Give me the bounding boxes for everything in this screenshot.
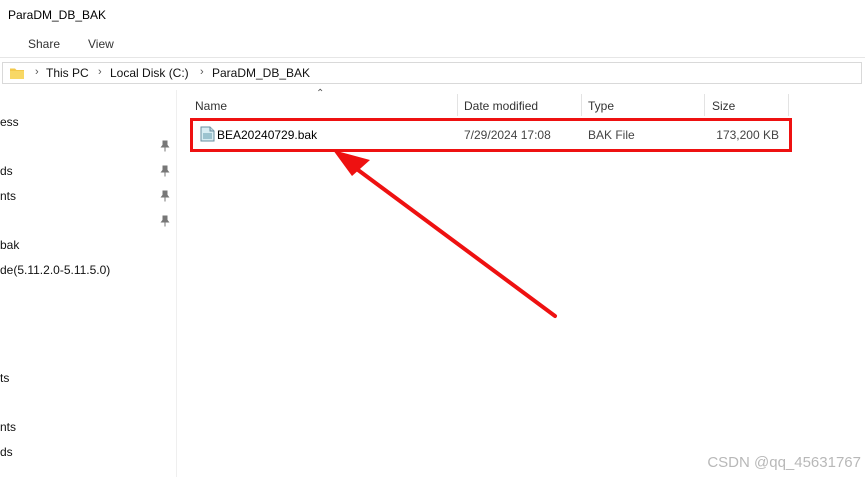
sort-ascending-icon: ⌃ [316,88,325,99]
chevron-right-icon[interactable]: › [35,66,39,78]
bak-file-icon [200,126,215,142]
window-title: ParaDM_DB_BAK [8,8,107,22]
chevron-right-icon[interactable]: › [98,66,102,78]
file-name[interactable]: BEA20240729.bak [217,128,317,142]
column-header-size[interactable]: Size [712,99,735,113]
pin-icon[interactable] [159,165,171,177]
column-divider[interactable] [704,94,705,116]
nav-item-upgrade[interactable]: de(5.11.2.0-5.11.5.0) [0,263,110,277]
nav-item-ts[interactable]: ts [0,371,9,385]
breadcrumb-folder[interactable]: ParaDM_DB_BAK [212,66,310,80]
address-bar[interactable]: › This PC › Local Disk (C:) › ParaDM_DB_… [2,62,862,84]
pin-icon[interactable] [159,215,171,227]
file-size: 173,200 KB [716,128,779,142]
file-date-modified: 7/29/2024 17:08 [464,128,551,142]
nav-item-documents-2[interactable]: nts [0,420,16,434]
folder-icon [10,68,24,79]
nav-item-bak[interactable]: bak [0,238,19,252]
column-divider[interactable] [788,94,789,116]
nav-item-quick-access[interactable]: ess [0,115,19,129]
ribbon-divider [0,57,865,58]
nav-item-documents[interactable]: nts [0,189,16,203]
breadcrumb-this-pc[interactable]: This PC [46,66,89,80]
column-divider[interactable] [581,94,582,116]
file-type: BAK File [588,128,635,142]
navigation-pane: ess ds nts bak de(5.11.2.0-5.11.5.0) ts … [0,90,177,477]
ribbon-tab-share[interactable]: Share [28,37,60,51]
breadcrumb-local-disk[interactable]: Local Disk (C:) [110,66,189,80]
column-header-date[interactable]: Date modified [464,99,538,113]
nav-item-downloads[interactable]: ds [0,164,13,178]
column-divider[interactable] [457,94,458,116]
file-row[interactable]: BEA20240729.bak 7/29/2024 17:08 BAK File… [190,118,792,152]
column-header-name[interactable]: Name [195,99,227,113]
chevron-right-icon[interactable]: › [200,66,204,78]
ribbon-tab-view[interactable]: View [88,37,114,51]
pin-icon[interactable] [159,190,171,202]
nav-item-downloads-2[interactable]: ds [0,445,13,459]
pin-icon[interactable] [159,140,171,152]
watermark: CSDN @qq_45631767 [707,454,861,471]
column-header-type[interactable]: Type [588,99,614,113]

*Required task*: Retype all the lines above exactly as they appear, leaving out the picture.

*Written response*:
Give me the bounding boxes for everything in this screenshot.
sort-ascending-icon: ⌃ [316,88,325,99]
chevron-right-icon[interactable]: › [35,66,39,78]
bak-file-icon [200,126,215,142]
window-title: ParaDM_DB_BAK [8,8,107,22]
chevron-right-icon[interactable]: › [98,66,102,78]
file-name[interactable]: BEA20240729.bak [217,128,317,142]
column-header-size[interactable]: Size [712,99,735,113]
pin-icon[interactable] [159,165,171,177]
column-divider[interactable] [704,94,705,116]
nav-item-upgrade[interactable]: de(5.11.2.0-5.11.5.0) [0,263,110,277]
nav-item-ts[interactable]: ts [0,371,9,385]
breadcrumb-folder[interactable]: ParaDM_DB_BAK [212,66,310,80]
address-bar[interactable]: › This PC › Local Disk (C:) › ParaDM_DB_… [2,62,862,84]
pin-icon[interactable] [159,215,171,227]
file-size: 173,200 KB [716,128,779,142]
file-date-modified: 7/29/2024 17:08 [464,128,551,142]
nav-item-documents-2[interactable]: nts [0,420,16,434]
folder-icon [10,68,24,79]
nav-item-bak[interactable]: bak [0,238,19,252]
column-divider[interactable] [788,94,789,116]
nav-item-quick-access[interactable]: ess [0,115,19,129]
ribbon-divider [0,57,865,58]
nav-item-documents[interactable]: nts [0,189,16,203]
breadcrumb-this-pc[interactable]: This PC [46,66,89,80]
column-divider[interactable] [581,94,582,116]
file-type: BAK File [588,128,635,142]
navigation-pane: ess ds nts bak de(5.11.2.0-5.11.5.0) ts … [0,90,177,477]
ribbon-tab-share[interactable]: Share [28,37,60,51]
breadcrumb-local-disk[interactable]: Local Disk (C:) [110,66,189,80]
column-header-date[interactable]: Date modified [464,99,538,113]
nav-item-downloads[interactable]: ds [0,164,13,178]
column-divider[interactable] [457,94,458,116]
file-row[interactable]: BEA20240729.bak 7/29/2024 17:08 BAK File… [190,118,792,152]
column-header-name[interactable]: Name [195,99,227,113]
chevron-right-icon[interactable]: › [200,66,204,78]
ribbon-tab-view[interactable]: View [88,37,114,51]
pin-icon[interactable] [159,190,171,202]
nav-item-downloads-2[interactable]: ds [0,445,13,459]
pin-icon[interactable] [159,140,171,152]
watermark: CSDN @qq_45631767 [707,454,861,471]
column-header-type[interactable]: Type [588,99,614,113]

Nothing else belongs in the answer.